- Description of the task -
Where does the string "initials" appear? Copy every line of the entries below that holds it.

++++++++++

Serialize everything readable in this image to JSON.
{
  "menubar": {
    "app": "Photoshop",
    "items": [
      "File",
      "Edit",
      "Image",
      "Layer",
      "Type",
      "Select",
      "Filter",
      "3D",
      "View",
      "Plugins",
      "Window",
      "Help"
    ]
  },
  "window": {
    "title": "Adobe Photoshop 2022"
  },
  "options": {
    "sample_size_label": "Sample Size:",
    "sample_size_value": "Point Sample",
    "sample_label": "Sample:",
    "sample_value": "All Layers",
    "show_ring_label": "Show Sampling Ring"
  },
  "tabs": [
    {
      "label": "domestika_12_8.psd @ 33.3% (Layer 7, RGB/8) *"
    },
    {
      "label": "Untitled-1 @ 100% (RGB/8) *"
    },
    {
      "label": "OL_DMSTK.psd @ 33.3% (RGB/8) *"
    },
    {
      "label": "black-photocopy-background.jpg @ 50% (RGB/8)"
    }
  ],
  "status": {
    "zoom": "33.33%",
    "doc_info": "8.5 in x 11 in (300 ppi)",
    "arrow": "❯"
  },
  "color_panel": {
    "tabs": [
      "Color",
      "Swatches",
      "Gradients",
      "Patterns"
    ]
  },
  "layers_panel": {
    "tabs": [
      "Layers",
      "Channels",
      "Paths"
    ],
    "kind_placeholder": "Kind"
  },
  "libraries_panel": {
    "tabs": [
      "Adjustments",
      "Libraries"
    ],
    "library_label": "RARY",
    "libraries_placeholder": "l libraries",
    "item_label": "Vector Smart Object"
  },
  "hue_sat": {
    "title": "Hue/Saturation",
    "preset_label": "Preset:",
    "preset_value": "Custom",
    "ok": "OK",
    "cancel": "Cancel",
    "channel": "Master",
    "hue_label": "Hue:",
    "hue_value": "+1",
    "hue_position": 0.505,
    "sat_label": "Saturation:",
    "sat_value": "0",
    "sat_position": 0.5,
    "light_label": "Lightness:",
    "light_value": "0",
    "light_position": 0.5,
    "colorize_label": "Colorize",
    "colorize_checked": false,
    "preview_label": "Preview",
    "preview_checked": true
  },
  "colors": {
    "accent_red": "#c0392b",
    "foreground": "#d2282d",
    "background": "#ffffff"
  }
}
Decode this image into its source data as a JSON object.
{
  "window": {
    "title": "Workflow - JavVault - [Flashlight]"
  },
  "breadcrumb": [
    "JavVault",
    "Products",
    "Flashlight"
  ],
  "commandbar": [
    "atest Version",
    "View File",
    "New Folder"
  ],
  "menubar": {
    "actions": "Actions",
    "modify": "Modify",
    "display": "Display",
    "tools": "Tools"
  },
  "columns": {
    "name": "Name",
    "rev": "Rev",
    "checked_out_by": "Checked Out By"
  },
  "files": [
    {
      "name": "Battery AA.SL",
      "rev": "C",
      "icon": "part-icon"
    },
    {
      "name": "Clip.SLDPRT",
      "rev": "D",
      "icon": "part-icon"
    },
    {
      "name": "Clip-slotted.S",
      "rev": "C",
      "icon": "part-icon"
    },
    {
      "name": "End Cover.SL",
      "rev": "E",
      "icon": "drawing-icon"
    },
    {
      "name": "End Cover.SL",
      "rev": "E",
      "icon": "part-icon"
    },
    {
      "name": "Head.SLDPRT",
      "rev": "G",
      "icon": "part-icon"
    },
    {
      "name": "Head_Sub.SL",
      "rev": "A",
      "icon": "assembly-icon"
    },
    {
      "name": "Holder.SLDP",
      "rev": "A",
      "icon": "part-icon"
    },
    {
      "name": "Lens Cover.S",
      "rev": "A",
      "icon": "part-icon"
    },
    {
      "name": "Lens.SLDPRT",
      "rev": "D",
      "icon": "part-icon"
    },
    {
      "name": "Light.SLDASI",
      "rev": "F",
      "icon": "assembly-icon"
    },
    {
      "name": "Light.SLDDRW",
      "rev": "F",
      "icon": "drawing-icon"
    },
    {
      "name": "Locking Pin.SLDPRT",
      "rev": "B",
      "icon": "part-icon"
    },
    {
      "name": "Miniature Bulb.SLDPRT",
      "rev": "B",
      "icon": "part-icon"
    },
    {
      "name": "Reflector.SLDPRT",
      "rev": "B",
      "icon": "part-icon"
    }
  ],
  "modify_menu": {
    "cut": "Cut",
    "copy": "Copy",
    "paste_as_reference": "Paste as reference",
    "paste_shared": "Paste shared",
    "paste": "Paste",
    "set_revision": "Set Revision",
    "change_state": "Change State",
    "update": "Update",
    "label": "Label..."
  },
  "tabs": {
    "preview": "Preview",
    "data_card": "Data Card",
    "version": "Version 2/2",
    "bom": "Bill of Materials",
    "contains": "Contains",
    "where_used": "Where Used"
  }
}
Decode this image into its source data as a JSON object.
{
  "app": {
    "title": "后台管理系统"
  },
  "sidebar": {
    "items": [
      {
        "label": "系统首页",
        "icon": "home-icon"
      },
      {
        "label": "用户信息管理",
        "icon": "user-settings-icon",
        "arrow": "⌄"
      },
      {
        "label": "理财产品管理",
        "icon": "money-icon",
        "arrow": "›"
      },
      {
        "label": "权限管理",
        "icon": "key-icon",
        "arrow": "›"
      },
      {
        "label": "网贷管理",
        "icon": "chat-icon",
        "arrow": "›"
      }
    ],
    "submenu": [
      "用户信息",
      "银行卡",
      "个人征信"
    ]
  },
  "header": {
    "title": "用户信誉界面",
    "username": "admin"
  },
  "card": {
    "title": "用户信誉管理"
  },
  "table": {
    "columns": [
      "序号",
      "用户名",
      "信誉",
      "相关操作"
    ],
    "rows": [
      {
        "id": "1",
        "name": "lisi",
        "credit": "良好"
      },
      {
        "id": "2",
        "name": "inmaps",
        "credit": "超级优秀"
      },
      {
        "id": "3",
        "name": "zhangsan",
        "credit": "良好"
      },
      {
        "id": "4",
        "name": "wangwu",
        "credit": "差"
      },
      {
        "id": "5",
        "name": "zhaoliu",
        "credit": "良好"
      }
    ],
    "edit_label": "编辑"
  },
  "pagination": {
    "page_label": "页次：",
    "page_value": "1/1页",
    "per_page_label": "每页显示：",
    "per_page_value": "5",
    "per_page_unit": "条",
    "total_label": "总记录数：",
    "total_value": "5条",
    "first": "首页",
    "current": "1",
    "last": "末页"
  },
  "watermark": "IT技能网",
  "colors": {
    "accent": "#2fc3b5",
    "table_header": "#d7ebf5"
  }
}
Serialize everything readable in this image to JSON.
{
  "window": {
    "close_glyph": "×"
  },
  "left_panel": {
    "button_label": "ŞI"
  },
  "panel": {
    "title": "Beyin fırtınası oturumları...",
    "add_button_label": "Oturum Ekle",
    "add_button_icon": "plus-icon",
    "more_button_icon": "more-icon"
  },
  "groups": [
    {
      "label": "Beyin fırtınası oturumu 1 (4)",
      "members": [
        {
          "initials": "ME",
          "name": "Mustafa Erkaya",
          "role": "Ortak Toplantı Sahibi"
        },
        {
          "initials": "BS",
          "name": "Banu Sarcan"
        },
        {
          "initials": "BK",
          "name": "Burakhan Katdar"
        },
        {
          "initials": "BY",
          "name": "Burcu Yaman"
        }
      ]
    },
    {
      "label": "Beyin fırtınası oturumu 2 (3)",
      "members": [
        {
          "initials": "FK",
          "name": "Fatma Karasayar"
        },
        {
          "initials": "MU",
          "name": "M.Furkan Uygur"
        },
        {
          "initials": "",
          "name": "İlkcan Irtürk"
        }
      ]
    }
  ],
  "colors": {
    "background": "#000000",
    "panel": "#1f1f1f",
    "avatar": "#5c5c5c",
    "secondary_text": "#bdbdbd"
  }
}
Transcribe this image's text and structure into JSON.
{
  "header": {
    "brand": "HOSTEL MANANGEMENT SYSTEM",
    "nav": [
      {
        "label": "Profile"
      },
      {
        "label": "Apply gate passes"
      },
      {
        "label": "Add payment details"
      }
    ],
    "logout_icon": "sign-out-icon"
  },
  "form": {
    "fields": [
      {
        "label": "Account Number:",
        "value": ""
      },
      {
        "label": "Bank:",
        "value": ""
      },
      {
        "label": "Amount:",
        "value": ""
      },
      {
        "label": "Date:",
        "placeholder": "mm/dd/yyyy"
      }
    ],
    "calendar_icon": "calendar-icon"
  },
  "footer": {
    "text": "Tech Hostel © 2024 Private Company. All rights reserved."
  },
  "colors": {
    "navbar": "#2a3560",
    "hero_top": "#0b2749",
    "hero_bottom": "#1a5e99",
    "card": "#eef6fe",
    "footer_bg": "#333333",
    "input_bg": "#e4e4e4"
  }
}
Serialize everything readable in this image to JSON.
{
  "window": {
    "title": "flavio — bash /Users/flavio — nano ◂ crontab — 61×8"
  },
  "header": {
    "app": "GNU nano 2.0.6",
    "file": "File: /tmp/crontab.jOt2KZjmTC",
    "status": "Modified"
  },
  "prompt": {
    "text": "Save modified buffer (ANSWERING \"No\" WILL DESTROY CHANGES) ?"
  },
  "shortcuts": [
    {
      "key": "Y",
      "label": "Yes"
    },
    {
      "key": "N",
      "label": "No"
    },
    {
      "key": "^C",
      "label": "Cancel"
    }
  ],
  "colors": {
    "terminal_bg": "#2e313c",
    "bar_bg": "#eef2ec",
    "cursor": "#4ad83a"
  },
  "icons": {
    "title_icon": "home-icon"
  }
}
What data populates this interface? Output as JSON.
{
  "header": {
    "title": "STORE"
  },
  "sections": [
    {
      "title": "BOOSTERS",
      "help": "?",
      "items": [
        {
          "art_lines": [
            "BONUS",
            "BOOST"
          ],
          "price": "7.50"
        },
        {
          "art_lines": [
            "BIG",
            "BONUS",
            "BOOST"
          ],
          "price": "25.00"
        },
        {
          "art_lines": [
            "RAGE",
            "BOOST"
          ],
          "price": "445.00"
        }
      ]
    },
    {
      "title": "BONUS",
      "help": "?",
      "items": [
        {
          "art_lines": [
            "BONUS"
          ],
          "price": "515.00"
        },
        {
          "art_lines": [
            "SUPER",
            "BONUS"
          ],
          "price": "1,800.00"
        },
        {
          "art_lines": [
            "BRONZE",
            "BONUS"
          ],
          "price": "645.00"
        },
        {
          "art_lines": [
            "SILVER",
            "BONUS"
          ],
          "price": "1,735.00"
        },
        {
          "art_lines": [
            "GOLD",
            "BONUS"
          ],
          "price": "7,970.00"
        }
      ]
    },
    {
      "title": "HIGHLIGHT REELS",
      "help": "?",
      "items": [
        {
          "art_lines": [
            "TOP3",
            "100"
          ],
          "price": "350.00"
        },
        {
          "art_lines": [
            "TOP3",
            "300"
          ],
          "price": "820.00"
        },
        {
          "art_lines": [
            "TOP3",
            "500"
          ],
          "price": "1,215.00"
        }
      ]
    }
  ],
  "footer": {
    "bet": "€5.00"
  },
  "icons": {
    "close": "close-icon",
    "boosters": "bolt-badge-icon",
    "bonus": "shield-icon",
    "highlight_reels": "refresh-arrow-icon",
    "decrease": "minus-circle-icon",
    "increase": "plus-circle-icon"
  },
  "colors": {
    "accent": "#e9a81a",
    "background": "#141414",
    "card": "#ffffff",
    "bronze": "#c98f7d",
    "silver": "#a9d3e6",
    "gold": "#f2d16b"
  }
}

++++++++++

- Solution to this problem -
          "initials": "ME",
          "initials": "BS",
          "initials": "BK",
          "initials": "BY",
          "initials": "FK",
          "initials": "MU",
          "initials": "",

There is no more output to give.